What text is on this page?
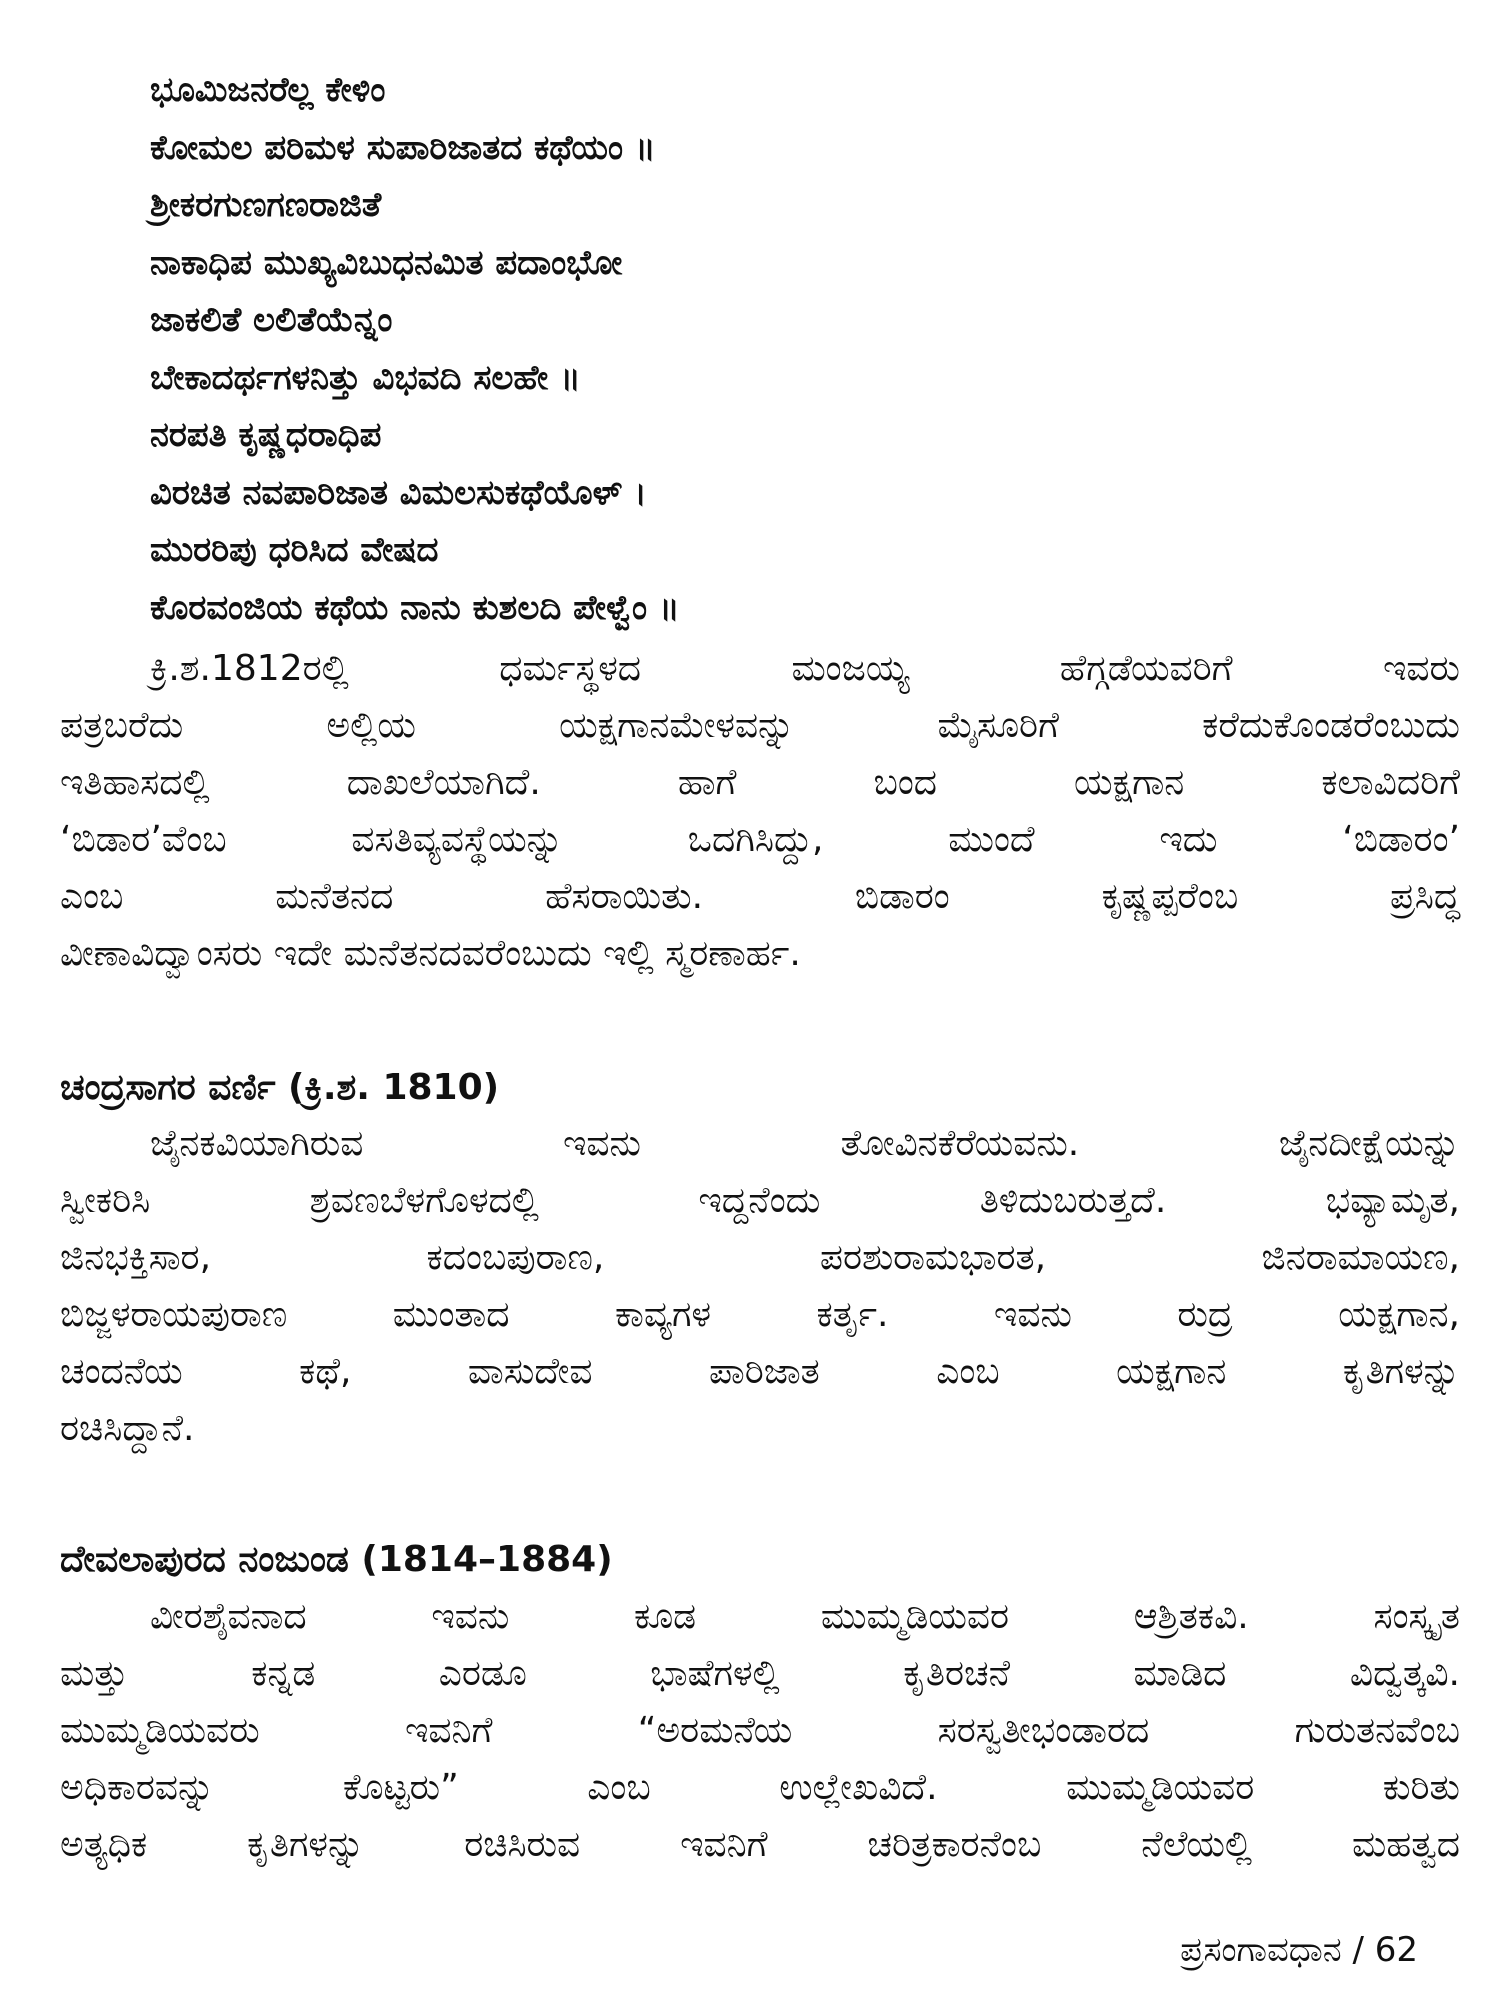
ಭೂಮಿಜನರೆಲ್ಲ ಕೇಳಿಂ
ಕೋಮಲ ಪರಿಮಳ ಸುಪಾರಿಜಾತದ ಕಥೆಯಂ ॥
ಶ್ರೀಕರಗುಣಗಣರಾಜಿತೆ
ನಾಕಾಧಿಪ ಮುಖ್ಯವಿಬುಧನಮಿತ ಪದಾಂಭೋ
ಜಾಕಲಿತೆ ಲಲಿತೆಯೆನ್ನಂ
ಬೇಕಾದರ್ಥಗಳನಿತ್ತು ವಿಭವದಿ ಸಲಹೇ ॥
ನರಪತಿ ಕೃಷ್ಣಧರಾಧಿಪ
ವಿರಚಿತ ನವಪಾರಿಜಾತ ವಿಮಲಸುಕಥೆಯೊಳ್ ।
ಮುರರಿಪು ಧರಿಸಿದ ವೇಷದ
ಕೊರವಂಜಿಯ ಕಥೆಯ ನಾನು ಕುಶಲದಿ ಪೇಳ್ವೆಂ ॥
ಕ್ರಿ.ಶ.1812ರಲ್ಲಿ ಧರ್ಮಸ್ಥಳದ ಮಂಜಯ್ಯ ಹೆಗ್ಗಡೆಯವರಿಗೆ ಇವರು
ಪತ್ರಬರೆದು ಅಲ್ಲಿಯ ಯಕ್ಷಗಾನಮೇಳವನ್ನು ಮೈಸೂರಿಗೆ ಕರೆದುಕೊಂಡರೆಂಬುದು
ಇತಿಹಾಸದಲ್ಲಿ ದಾಖಲೆಯಾಗಿದೆ. ಹಾಗೆ ಬಂದ ಯಕ್ಷಗಾನ ಕಲಾವಿದರಿಗೆ
‘ಬಿಡಾರ’ವೆಂಬ ವಸತಿವ್ಯವಸ್ಥೆಯನ್ನು ಒದಗಿಸಿದ್ದು, ಮುಂದೆ ಇದು ‘ಬಿಡಾರಂ’
ಎಂಬ ಮನೆತನದ ಹೆಸರಾಯಿತು. ಬಿಡಾರಂ ಕೃಷ್ಣಪ್ಪರೆಂಬ ಪ್ರಸಿದ್ಧ
ವೀಣಾವಿದ್ವಾಂಸರು ಇದೇ ಮನೆತನದವರೆಂಬುದು ಇಲ್ಲಿ ಸ್ಮರಣಾರ್ಹ.
ಚಂದ್ರಸಾಗರ ವರ್ಣಿ (ಕ್ರಿ.ಶ. 1810)
ಜೈನಕವಿಯಾಗಿರುವ ಇವನು ತೋವಿನಕೆರೆಯವನು. ಜೈನದೀಕ್ಷೆಯನ್ನು
ಸ್ವೀಕರಿಸಿ ಶ್ರವಣಬೆಳಗೊಳದಲ್ಲಿ ಇದ್ದನೆಂದು ತಿಳಿದುಬರುತ್ತದೆ. ಭವ್ಯಾಮೃತ,
ಜಿನಭಕ್ತಿಸಾರ, ಕದಂಬಪುರಾಣ, ಪರಶುರಾಮಭಾರತ, ಜಿನರಾಮಾಯಣ,
ಬಿಜ್ಜಳರಾಯಪುರಾಣ ಮುಂತಾದ ಕಾವ್ಯಗಳ ಕರ್ತೃ. ಇವನು ರುದ್ರ ಯಕ್ಷಗಾನ,
ಚಂದನೆಯ ಕಥೆ, ವಾಸುದೇವ ಪಾರಿಜಾತ ಎಂಬ ಯಕ್ಷಗಾನ ಕೃತಿಗಳನ್ನು
ರಚಿಸಿದ್ದಾನೆ.
ದೇವಲಾಪುರದ ನಂಜುಂಡ (1814–1884)
ವೀರಶೈವನಾದ ಇವನು ಕೂಡ ಮುಮ್ಮಡಿಯವರ ಆಶ್ರಿತಕವಿ. ಸಂಸ್ಕೃತ
ಮತ್ತು ಕನ್ನಡ ಎರಡೂ ಭಾಷೆಗಳಲ್ಲಿ ಕೃತಿರಚನೆ ಮಾಡಿದ ವಿದ್ವತ್ಕವಿ.
ಮುಮ್ಮಡಿಯವರು ಇವನಿಗೆ “ಅರಮನೆಯ ಸರಸ್ವತೀಭಂಡಾರದ ಗುರುತನವೆಂಬ
ಅಧಿಕಾರವನ್ನು ಕೊಟ್ಟರು” ಎಂಬ ಉಲ್ಲೇಖವಿದೆ. ಮುಮ್ಮಡಿಯವರ ಕುರಿತು
ಅತ್ಯಧಿಕ ಕೃತಿಗಳನ್ನು ರಚಿಸಿರುವ ಇವನಿಗೆ ಚರಿತ್ರಕಾರನೆಂಬ ನೆಲೆಯಲ್ಲಿ ಮಹತ್ವದ
ಪ್ರಸಂಗಾವಧಾನ / 62
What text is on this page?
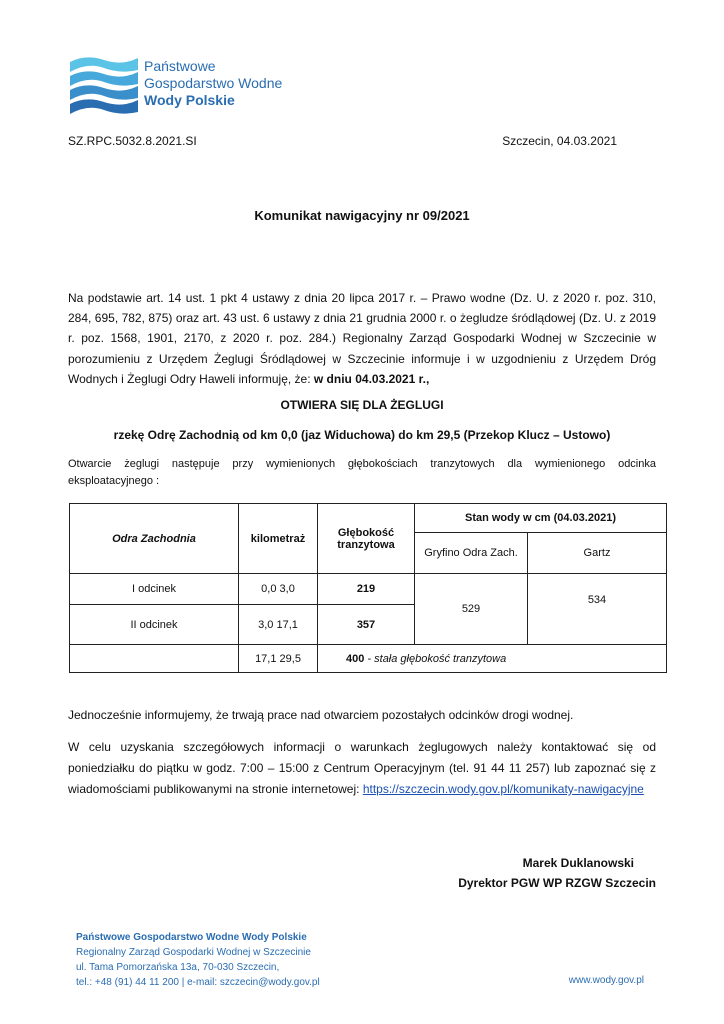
Państwowe
Gospodarstwo Wodne
Wody Polskie
SZ.RPC.5032.8.2021.SI	Szczecin, 04.03.2021
Komunikat nawigacyjny nr 09/2021
Na podstawie art. 14 ust. 1 pkt 4 ustawy z dnia 20 lipca 2017 r. – Prawo wodne (Dz. U. z 2020 r. poz. 310, 284, 695, 782, 875) oraz art. 43 ust. 6 ustawy z dnia 21 grudnia 2000 r. o żegludze śródlądowej (Dz. U. z 2019 r. poz. 1568, 1901, 2170, z 2020 r. poz. 284.) Regionalny Zarząd Gospodarki Wodnej w Szczecinie w porozumieniu z Urzędem Żeglugi Śródlądowej w Szczecinie informuje i w uzgodnieniu z Urzędem Dróg Wodnych i Żeglugi Odry Haweli informuję, że: w dniu 04.03.2021 r.,
OTWIERA SIĘ DLA ŻEGLUGI
rzekę Odrę Zachodnią od km 0,0 (jaz Widuchowa) do km 29,5 (Przekop Klucz – Ustowo)
Otwarcie żeglugi następuje przy wymienionych głębokościach tranzytowych dla wymienionego odcinka eksploatacyjnego :
Odra Zachodnia	kilometraż	Głębokość tranzytowa	Stan wody w cm (04.03.2021)	
			Gryfino Odra Zach.	Gartz
I odcinek	0,0 3,0	219	529	534
II odcinek	3,0 17,1	357		
	17,1 29,5	400 - stała głębokość tranzytowa		
Jednocześnie informujemy, że trwają prace nad otwarciem pozostałych odcinków drogi wodnej.
W celu uzyskania szczegółowych informacji o warunkach żeglugowych należy kontaktować się od poniedziałku do piątku w godz. 7:00 – 15:00 z Centrum Operacyjnym (tel. 91 44 11 257) lub zapoznać się z wiadomościami publikowanymi na stronie internetowej: https://szczecin.wody.gov.pl/komunikaty-nawigacyjne
Marek Duklanowski
Dyrektor PGW WP RZGW Szczecin
Państwowe Gospodarstwo Wodne Wody Polskie
Regionalny Zarząd Gospodarki Wodnej w Szczecinie
ul. Tama Pomorzańska 13a, 70-030 Szczecin,
tel.: +48 (91) 44 11 200 | e-mail: szczecin@wody.gov.pl	www.wody.gov.pl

* * * * * * *

**BRIEF:** Copy the listing word for word, excluding its pictures.

**CORRECT RESPONSE:**
What text is on this page?
ಭೂಮಿಜನರೆಲ್ಲ ಕೇಳಿಂ
ಕೋಮಲ ಪರಿಮಳ ಸುಪಾರಿಜಾತದ ಕಥೆಯಂ ॥
ಶ್ರೀಕರಗುಣಗಣರಾಜಿತೆ
ನಾಕಾಧಿಪ ಮುಖ್ಯವಿಬುಧನಮಿತ ಪದಾಂಭೋ
ಜಾಕಲಿತೆ ಲಲಿತೆಯೆನ್ನಂ
ಬೇಕಾದರ್ಥಗಳನಿತ್ತು ವಿಭವದಿ ಸಲಹೇ ॥
ನರಪತಿ ಕೃಷ್ಣಧರಾಧಿಪ
ವಿರಚಿತ ನವಪಾರಿಜಾತ ವಿಮಲಸುಕಥೆಯೊಳ್ ।
ಮುರರಿಪು ಧರಿಸಿದ ವೇಷದ
ಕೊರವಂಜಿಯ ಕಥೆಯ ನಾನು ಕುಶಲದಿ ಪೇಳ್ವೆಂ ॥
ಕ್ರಿ.ಶ.1812ರಲ್ಲಿ ಧರ್ಮಸ್ಥಳದ ಮಂಜಯ್ಯ ಹೆಗ್ಗಡೆಯವರಿಗೆ ಇವರು
ಪತ್ರಬರೆದು ಅಲ್ಲಿಯ ಯಕ್ಷಗಾನಮೇಳವನ್ನು ಮೈಸೂರಿಗೆ ಕರೆದುಕೊಂಡರೆಂಬುದು
ಇತಿಹಾಸದಲ್ಲಿ ದಾಖಲೆಯಾಗಿದೆ. ಹಾಗೆ ಬಂದ ಯಕ್ಷಗಾನ ಕಲಾವಿದರಿಗೆ
‘ಬಿಡಾರ’ವೆಂಬ ವಸತಿವ್ಯವಸ್ಥೆಯನ್ನು ಒದಗಿಸಿದ್ದು, ಮುಂದೆ ಇದು ‘ಬಿಡಾರಂ’
ಎಂಬ ಮನೆತನದ ಹೆಸರಾಯಿತು. ಬಿಡಾರಂ ಕೃಷ್ಣಪ್ಪರೆಂಬ ಪ್ರಸಿದ್ಧ
ವೀಣಾವಿದ್ವಾಂಸರು ಇದೇ ಮನೆತನದವರೆಂಬುದು ಇಲ್ಲಿ ಸ್ಮರಣಾರ್ಹ.
ಚಂದ್ರಸಾಗರ ವರ್ಣಿ (ಕ್ರಿ.ಶ. 1810)
ಜೈನಕವಿಯಾಗಿರುವ ಇವನು ತೋವಿನಕೆರೆಯವನು. ಜೈನದೀಕ್ಷೆಯನ್ನು
ಸ್ವೀಕರಿಸಿ ಶ್ರವಣಬೆಳಗೊಳದಲ್ಲಿ ಇದ್ದನೆಂದು ತಿಳಿದುಬರುತ್ತದೆ. ಭವ್ಯಾಮೃತ,
ಜಿನಭಕ್ತಿಸಾರ, ಕದಂಬಪುರಾಣ, ಪರಶುರಾಮಭಾರತ, ಜಿನರಾಮಾಯಣ,
ಬಿಜ್ಜಳರಾಯಪುರಾಣ ಮುಂತಾದ ಕಾವ್ಯಗಳ ಕರ್ತೃ. ಇವನು ರುದ್ರ ಯಕ್ಷಗಾನ,
ಚಂದನೆಯ ಕಥೆ, ವಾಸುದೇವ ಪಾರಿಜಾತ ಎಂಬ ಯಕ್ಷಗಾನ ಕೃತಿಗಳನ್ನು
ರಚಿಸಿದ್ದಾನೆ.
ದೇವಲಾಪುರದ ನಂಜುಂಡ (1814–1884)
ವೀರಶೈವನಾದ ಇವನು ಕೂಡ ಮುಮ್ಮಡಿಯವರ ಆಶ್ರಿತಕವಿ. ಸಂಸ್ಕೃತ
ಮತ್ತು ಕನ್ನಡ ಎರಡೂ ಭಾಷೆಗಳಲ್ಲಿ ಕೃತಿರಚನೆ ಮಾಡಿದ ವಿದ್ವತ್ಕವಿ.
ಮುಮ್ಮಡಿಯವರು ಇವನಿಗೆ “ಅರಮನೆಯ ಸರಸ್ವತೀಭಂಡಾರದ ಗುರುತನವೆಂಬ
ಅಧಿಕಾರವನ್ನು ಕೊಟ್ಟರು” ಎಂಬ ಉಲ್ಲೇಖವಿದೆ. ಮುಮ್ಮಡಿಯವರ ಕುರಿತು
ಅತ್ಯಧಿಕ ಕೃತಿಗಳನ್ನು ರಚಿಸಿರುವ ಇವನಿಗೆ ಚರಿತ್ರಕಾರನೆಂಬ ನೆಲೆಯಲ್ಲಿ ಮಹತ್ವದ
ಪ್ರಸಂಗಾವಧಾನ / 62
What text is on this page?
Państwowe
Gospodarstwo Wodne
Wody Polskie
SZ.RPC.5032.8.2021.SI	Szczecin, 04.03.2021
Komunikat nawigacyjny nr 09/2021
Na podstawie art. 14 ust. 1 pkt 4 ustawy z dnia 20 lipca 2017 r. – Prawo wodne (Dz. U. z 2020 r. poz. 310, 284, 695, 782, 875) oraz art. 43 ust. 6 ustawy z dnia 21 grudnia 2000 r. o żegludze śródlądowej (Dz. U. z 2019 r. poz. 1568, 1901, 2170, z 2020 r. poz. 284.) Regionalny Zarząd Gospodarki Wodnej w Szczecinie w porozumieniu z Urzędem Żeglugi Śródlądowej w Szczecinie informuje i w uzgodnieniu z Urzędem Dróg Wodnych i Żeglugi Odry Haweli informuję, że: w dniu 04.03.2021 r.,
OTWIERA SIĘ DLA ŻEGLUGI
rzekę Odrę Zachodnią od km 0,0 (jaz Widuchowa) do km 29,5 (Przekop Klucz – Ustowo)
Otwarcie żeglugi następuje przy wymienionych głębokościach tranzytowych dla wymienionego odcinka eksploatacyjnego :
Odra Zachodnia	kilometraż	Głębokość tranzytowa	Stan wody w cm (04.03.2021)	
			Gryfino Odra Zach.	Gartz
I odcinek	0,0 3,0	219	529	534
II odcinek	3,0 17,1	357		
	17,1 29,5	400 - stała głębokość tranzytowa		
Jednocześnie informujemy, że trwają prace nad otwarciem pozostałych odcinków drogi wodnej.
W celu uzyskania szczegółowych informacji o warunkach żeglugowych należy kontaktować się od poniedziałku do piątku w godz. 7:00 – 15:00 z Centrum Operacyjnym (tel. 91 44 11 257) lub zapoznać się z wiadomościami publikowanymi na stronie internetowej: https://szczecin.wody.gov.pl/komunikaty-nawigacyjne
Marek Duklanowski
Dyrektor PGW WP RZGW Szczecin
Państwowe Gospodarstwo Wodne Wody Polskie
Regionalny Zarząd Gospodarki Wodnej w Szczecinie
ul. Tama Pomorzańska 13a, 70-030 Szczecin,
tel.: +48 (91) 44 11 200 | e-mail: szczecin@wody.gov.pl	www.wody.gov.pl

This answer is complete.